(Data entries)
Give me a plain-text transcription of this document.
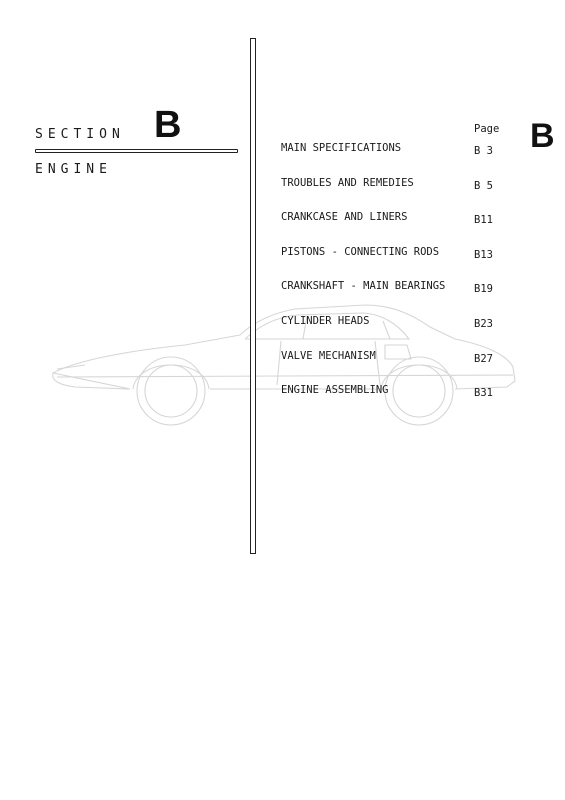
SECTION B
ENGINE
B
Page
MAIN SPECIFICATIONS	B 3
TROUBLES AND REMEDIES	B 5
CRANKCASE AND LINERS	B11
PISTONS - CONNECTING RODS	B13
CRANKSHAFT - MAIN BEARINGS	B19
CYLINDER HEADS	B23
VALVE MECHANISM	B27
ENGINE ASSEMBLING	B31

◆ WORK REQUIRED ◆
Copy the whole listing above word for word but do not carry over the pictures.

◆ ANSWER TO THIS PROBLEM ◆
Give me a plain-text transcription of this document.
SECTION B
ENGINE
B
Page
MAIN SPECIFICATIONS	B 3
TROUBLES AND REMEDIES	B 5
CRANKCASE AND LINERS	B11
PISTONS - CONNECTING RODS	B13
CRANKSHAFT - MAIN BEARINGS	B19
CYLINDER HEADS	B23
VALVE MECHANISM	B27
ENGINE ASSEMBLING	B31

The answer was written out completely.